§ REQUIREMENTS
State the number of lines in these records that include the word "письменного", and add nothing to it.

---*---

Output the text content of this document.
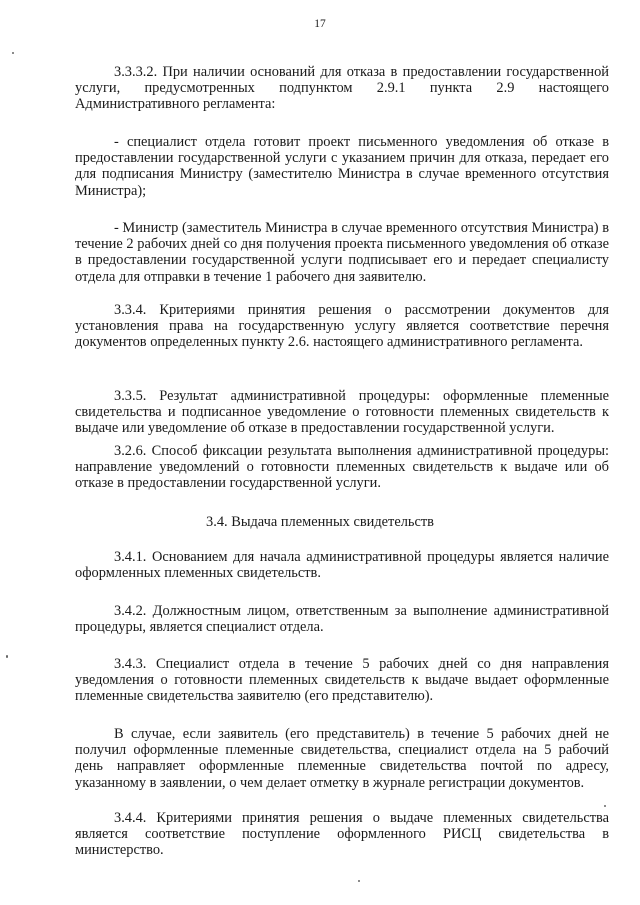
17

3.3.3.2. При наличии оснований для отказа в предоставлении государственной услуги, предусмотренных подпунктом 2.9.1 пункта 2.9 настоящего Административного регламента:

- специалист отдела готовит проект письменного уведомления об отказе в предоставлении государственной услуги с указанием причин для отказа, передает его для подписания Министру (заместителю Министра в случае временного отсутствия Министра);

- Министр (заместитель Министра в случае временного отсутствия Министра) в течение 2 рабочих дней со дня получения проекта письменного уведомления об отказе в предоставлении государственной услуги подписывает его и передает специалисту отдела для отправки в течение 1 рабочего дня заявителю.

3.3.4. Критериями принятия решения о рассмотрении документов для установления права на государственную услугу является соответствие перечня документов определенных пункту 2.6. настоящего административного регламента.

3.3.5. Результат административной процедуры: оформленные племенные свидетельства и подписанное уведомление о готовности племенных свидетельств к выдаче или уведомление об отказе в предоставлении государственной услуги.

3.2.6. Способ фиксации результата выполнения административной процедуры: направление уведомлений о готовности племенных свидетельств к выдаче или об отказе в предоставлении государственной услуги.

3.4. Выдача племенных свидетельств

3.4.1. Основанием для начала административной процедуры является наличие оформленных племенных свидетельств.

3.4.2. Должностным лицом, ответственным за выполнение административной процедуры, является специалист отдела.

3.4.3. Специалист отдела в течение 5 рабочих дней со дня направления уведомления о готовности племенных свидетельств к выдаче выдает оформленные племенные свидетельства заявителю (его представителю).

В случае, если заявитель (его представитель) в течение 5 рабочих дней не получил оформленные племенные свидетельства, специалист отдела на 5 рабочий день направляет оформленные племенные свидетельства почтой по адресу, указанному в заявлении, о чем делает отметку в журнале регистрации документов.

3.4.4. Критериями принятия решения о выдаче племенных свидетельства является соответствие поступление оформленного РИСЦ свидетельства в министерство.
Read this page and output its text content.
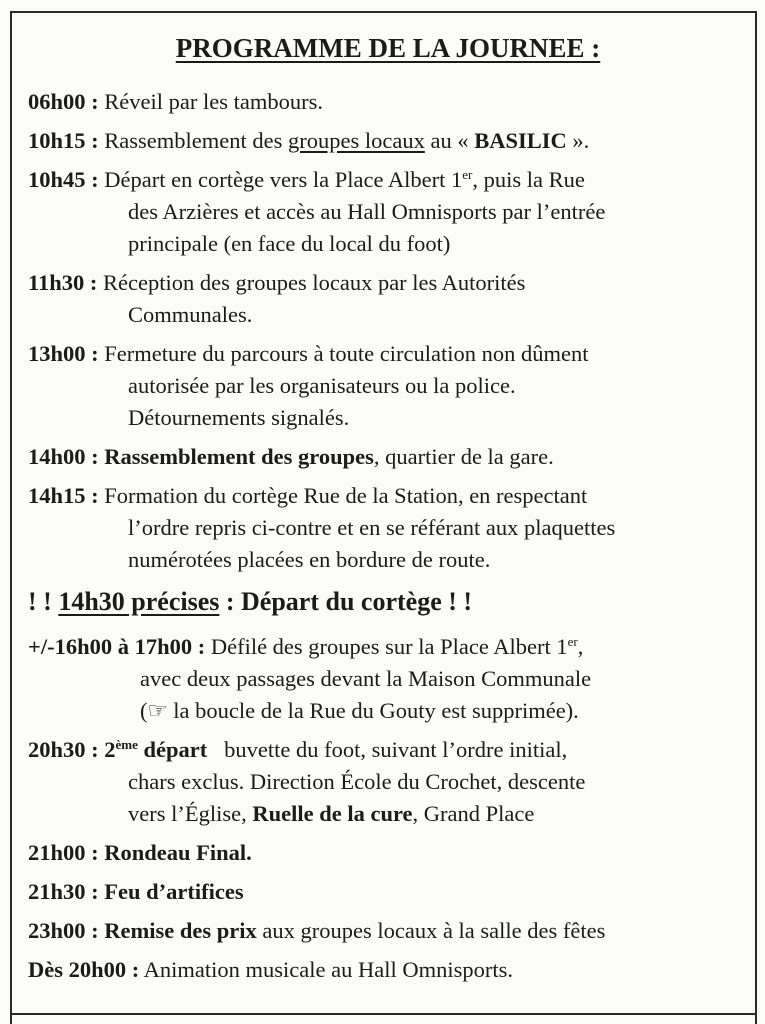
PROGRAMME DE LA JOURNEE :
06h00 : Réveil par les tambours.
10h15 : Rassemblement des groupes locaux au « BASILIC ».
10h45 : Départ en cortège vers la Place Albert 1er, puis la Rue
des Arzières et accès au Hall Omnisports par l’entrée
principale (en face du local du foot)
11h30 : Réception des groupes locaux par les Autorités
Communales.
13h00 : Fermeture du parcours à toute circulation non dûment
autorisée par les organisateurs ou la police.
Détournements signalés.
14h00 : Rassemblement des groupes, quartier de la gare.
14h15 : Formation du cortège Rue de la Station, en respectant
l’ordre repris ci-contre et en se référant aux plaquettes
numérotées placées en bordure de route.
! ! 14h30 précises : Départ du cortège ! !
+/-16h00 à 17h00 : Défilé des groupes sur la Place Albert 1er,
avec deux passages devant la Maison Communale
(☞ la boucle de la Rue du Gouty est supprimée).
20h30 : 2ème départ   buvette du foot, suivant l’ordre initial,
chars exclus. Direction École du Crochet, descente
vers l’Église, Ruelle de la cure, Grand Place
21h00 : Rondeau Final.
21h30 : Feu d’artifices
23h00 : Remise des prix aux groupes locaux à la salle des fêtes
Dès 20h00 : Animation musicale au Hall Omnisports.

---*---

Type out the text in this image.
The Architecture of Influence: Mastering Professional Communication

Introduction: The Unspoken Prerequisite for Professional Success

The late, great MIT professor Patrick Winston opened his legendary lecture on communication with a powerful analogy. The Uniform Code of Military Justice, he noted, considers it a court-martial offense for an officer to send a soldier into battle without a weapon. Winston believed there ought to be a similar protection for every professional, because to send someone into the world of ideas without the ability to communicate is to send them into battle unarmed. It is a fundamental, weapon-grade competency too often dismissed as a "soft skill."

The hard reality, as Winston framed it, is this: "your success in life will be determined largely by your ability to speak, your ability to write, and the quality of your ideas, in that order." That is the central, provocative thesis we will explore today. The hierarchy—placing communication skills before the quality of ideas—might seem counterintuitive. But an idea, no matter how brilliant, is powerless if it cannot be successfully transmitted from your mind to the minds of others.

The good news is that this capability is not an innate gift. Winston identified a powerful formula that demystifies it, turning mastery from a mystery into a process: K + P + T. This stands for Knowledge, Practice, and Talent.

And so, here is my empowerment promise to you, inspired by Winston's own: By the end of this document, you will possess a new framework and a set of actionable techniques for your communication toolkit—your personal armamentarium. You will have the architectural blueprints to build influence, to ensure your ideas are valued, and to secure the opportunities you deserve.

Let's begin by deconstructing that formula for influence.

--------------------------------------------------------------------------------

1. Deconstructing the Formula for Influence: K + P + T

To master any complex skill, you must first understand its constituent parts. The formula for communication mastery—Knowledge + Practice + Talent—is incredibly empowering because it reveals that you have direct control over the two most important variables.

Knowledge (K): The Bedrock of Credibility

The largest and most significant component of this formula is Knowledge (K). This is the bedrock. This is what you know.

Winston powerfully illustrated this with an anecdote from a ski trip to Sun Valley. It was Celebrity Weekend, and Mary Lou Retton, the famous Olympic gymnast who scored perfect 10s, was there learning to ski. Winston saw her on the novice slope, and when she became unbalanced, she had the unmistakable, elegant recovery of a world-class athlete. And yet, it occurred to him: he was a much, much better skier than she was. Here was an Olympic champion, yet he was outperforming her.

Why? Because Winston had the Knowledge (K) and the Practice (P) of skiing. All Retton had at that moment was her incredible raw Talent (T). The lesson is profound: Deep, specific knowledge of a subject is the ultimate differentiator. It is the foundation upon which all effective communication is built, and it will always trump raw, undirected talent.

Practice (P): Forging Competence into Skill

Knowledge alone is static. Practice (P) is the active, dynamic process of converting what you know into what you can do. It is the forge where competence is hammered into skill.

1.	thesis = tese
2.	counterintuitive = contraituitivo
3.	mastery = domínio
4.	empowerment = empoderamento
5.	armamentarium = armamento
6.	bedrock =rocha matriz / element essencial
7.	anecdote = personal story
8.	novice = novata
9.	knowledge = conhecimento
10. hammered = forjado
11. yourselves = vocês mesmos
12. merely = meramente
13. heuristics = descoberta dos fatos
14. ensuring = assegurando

---*---

§ COMPLETE RESPONSE
2